| Task description |
Work through the data below line by line and say how many lines hold "illegal"; give only the number.

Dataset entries
..............................
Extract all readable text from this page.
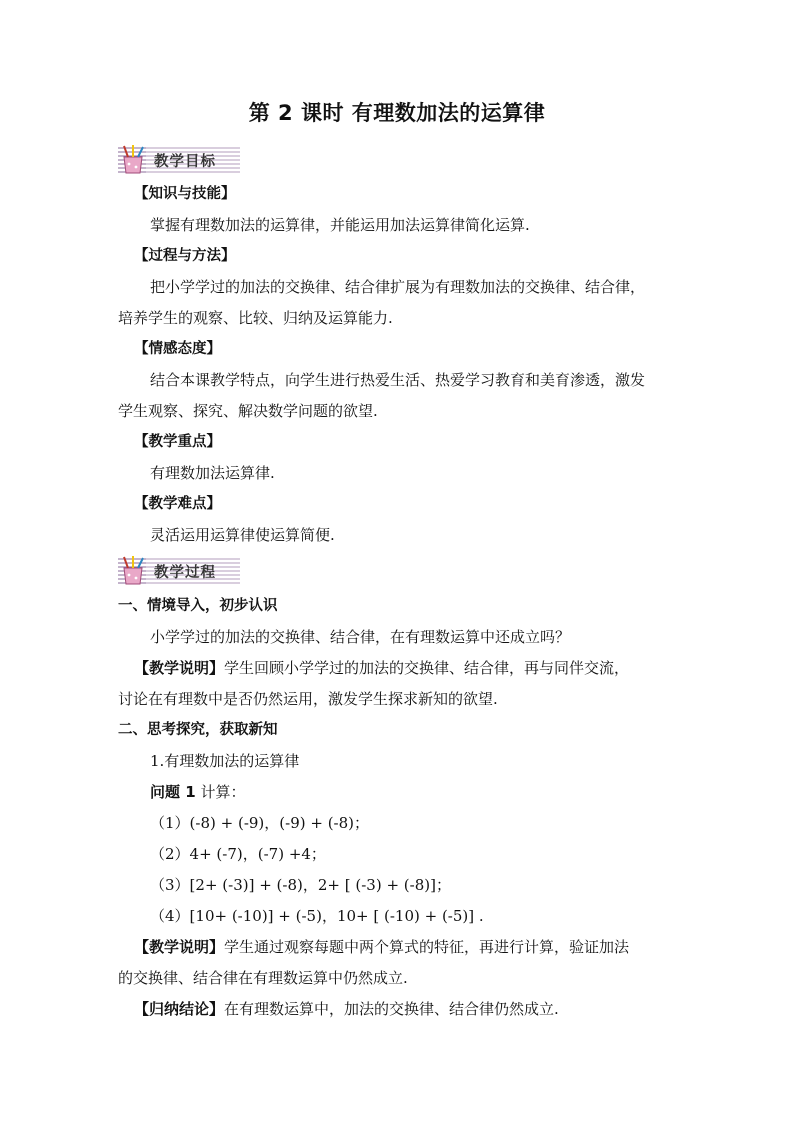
第 2 课时 有理数加法的运算律
教学目标
【知识与技能】
掌握有理数加法的运算律，并能运用加法运算律简化运算.
【过程与方法】
把小学学过的加法的交换律、结合律扩展为有理数加法的交换律、结合律，
培养学生的观察、比较、归纳及运算能力.
【情感态度】
结合本课教学特点，向学生进行热爱生活、热爱学习教育和美育渗透，激发
学生观察、探究、解决数学问题的欲望.
【教学重点】
有理数加法运算律.
【教学难点】
灵活运用运算律使运算简便.
教学过程
一、情境导入，初步认识
小学学过的加法的交换律、结合律，在有理数运算中还成立吗？
【教学说明】学生回顾小学学过的加法的交换律、结合律，再与同伴交流，
讨论在有理数中是否仍然运用，激发学生探求新知的欲望.
二、思考探究，获取新知
1.有理数加法的运算律
问题 1 计算：
（1）(-8) + (-9)，(-9) + (-8)；
（2）4+ (-7)，(-7) +4；
（3）[2+ (-3)] + (-8)，2+ [ (-3) + (-8)]；
（4）[10+ (-10)] + (-5)，10+ [ (-10) + (-5)] .
【教学说明】学生通过观察每题中两个算式的特征，再进行计算，验证加法
的交换律、结合律在有理数运算中仍然成立.
【归纳结论】在有理数运算中，加法的交换律、结合律仍然成立.
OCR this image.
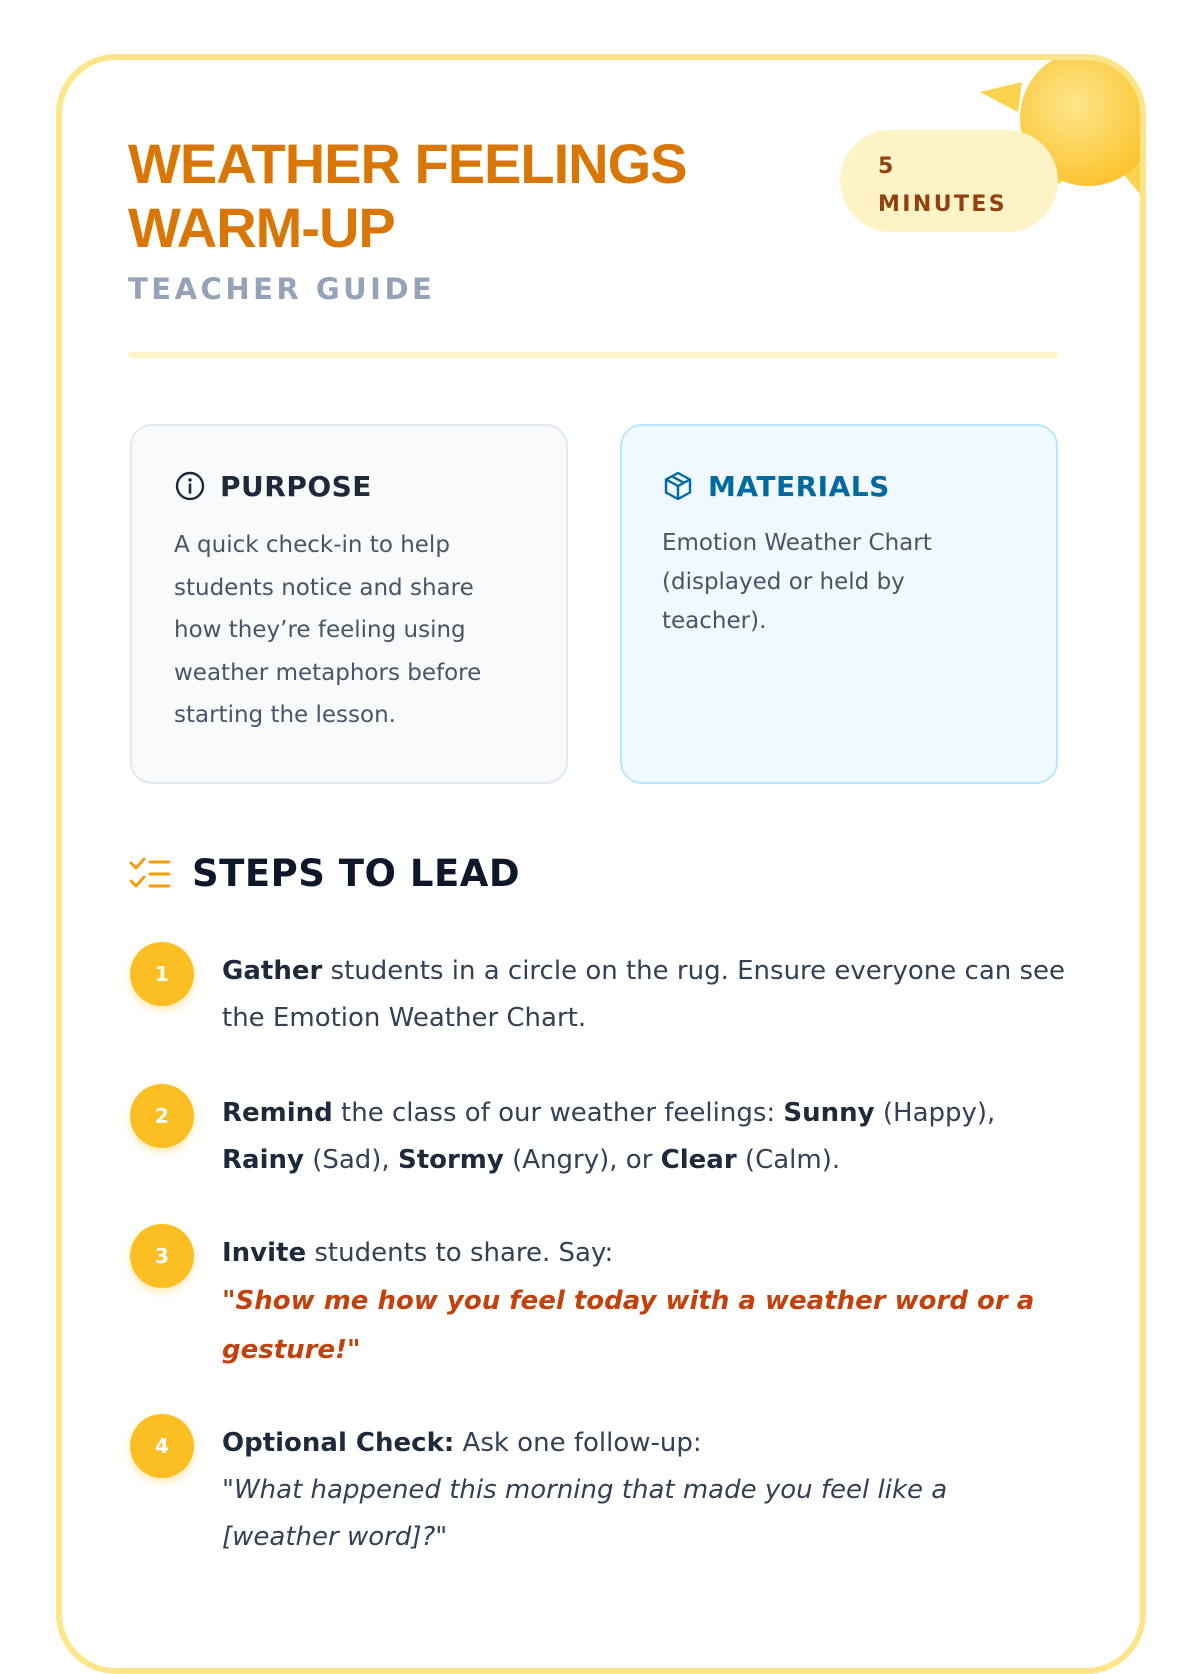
WEATHER FEELINGS
WARM-UP
TEACHER GUIDE
5
MINUTES
PURPOSE
A quick check-in to help students notice and share how they’re feeling using weather metaphors before starting the lesson.
MATERIALS
Emotion Weather Chart (displayed or held by teacher).
STEPS TO LEAD
1	Gather students in a circle on the rug. Ensure everyone can see the Emotion Weather Chart.
2	Remind the class of our weather feelings: Sunny (Happy), Rainy (Sad), Stormy (Angry), or Clear (Calm).
3	Invite students to share. Say:
"Show me how you feel today with a weather word or a gesture!"
4	Optional Check: Ask one follow-up:
"What happened this morning that made you feel like a [weather word]?"
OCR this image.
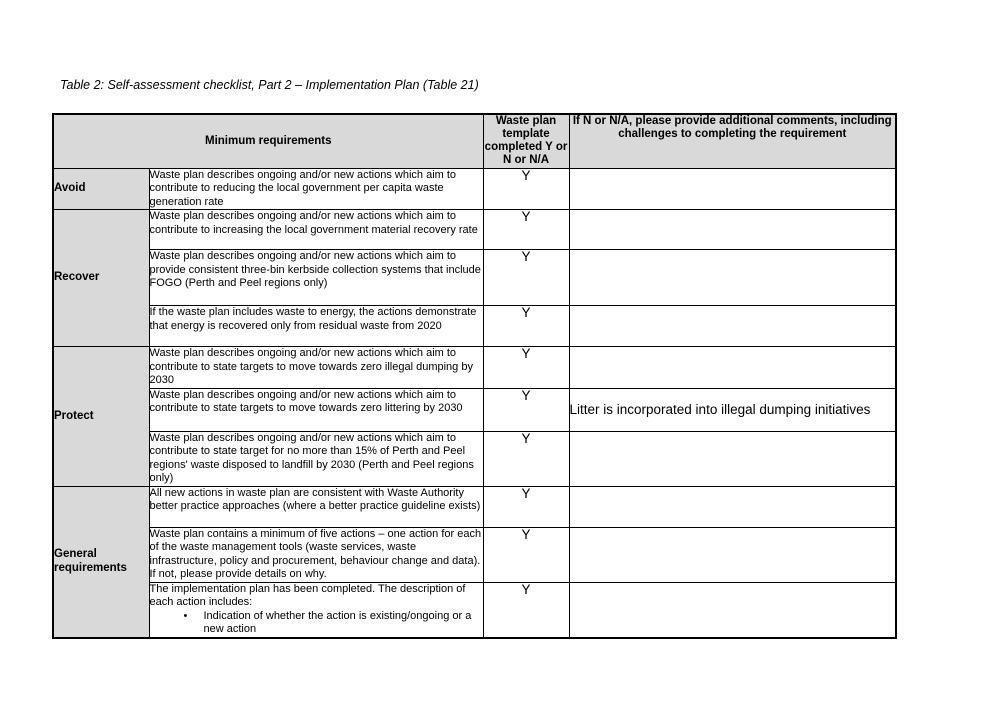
Table 2: Self-assessment checklist, Part 2 – Implementation Plan (Table 21)
Minimum requirements		Waste plan template completed Y or N or N/A	If N or N/A, please provide additional comments, including challenges to completing the requirement
Avoid	Waste plan describes ongoing and/or new actions which aim to contribute to reducing the local government per capita waste generation rate	Y	
Recover	Waste plan describes ongoing and/or new actions which aim to contribute to increasing the local government material recovery rate	Y	

	Waste plan describes ongoing and/or new actions which aim to provide consistent three-bin kerbside collection systems that include FOGO (Perth and Peel regions only)	Y	

	If the waste plan includes waste to energy, the actions demonstrate that energy is recovered only from residual waste from 2020	Y	
Protect	Waste plan describes ongoing and/or new actions which aim to contribute to state targets to move towards zero illegal dumping by 2030	Y	

	Waste plan describes ongoing and/or new actions which aim to contribute to state targets to move towards zero littering by 2030	Y	Litter is incorporated into illegal dumping initiatives

	Waste plan describes ongoing and/or new actions which aim to contribute to state target for no more than 15% of Perth and Peel regions' waste disposed to landfill by 2030 (Perth and Peel regions only)	Y	
General requirements	All new actions in waste plan are consistent with Waste Authority better practice approaches (where a better practice guideline exists)	Y	

	Waste plan contains a minimum of five actions – one action for each of the waste management tools (waste services, waste infrastructure, policy and procurement, behaviour change and data). If not, please provide details on why.	Y	

	The implementation plan has been completed. The description of each action includes:
• Indication of whether the action is existing/ongoing or a new action	Y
..............................
| Written answer |
2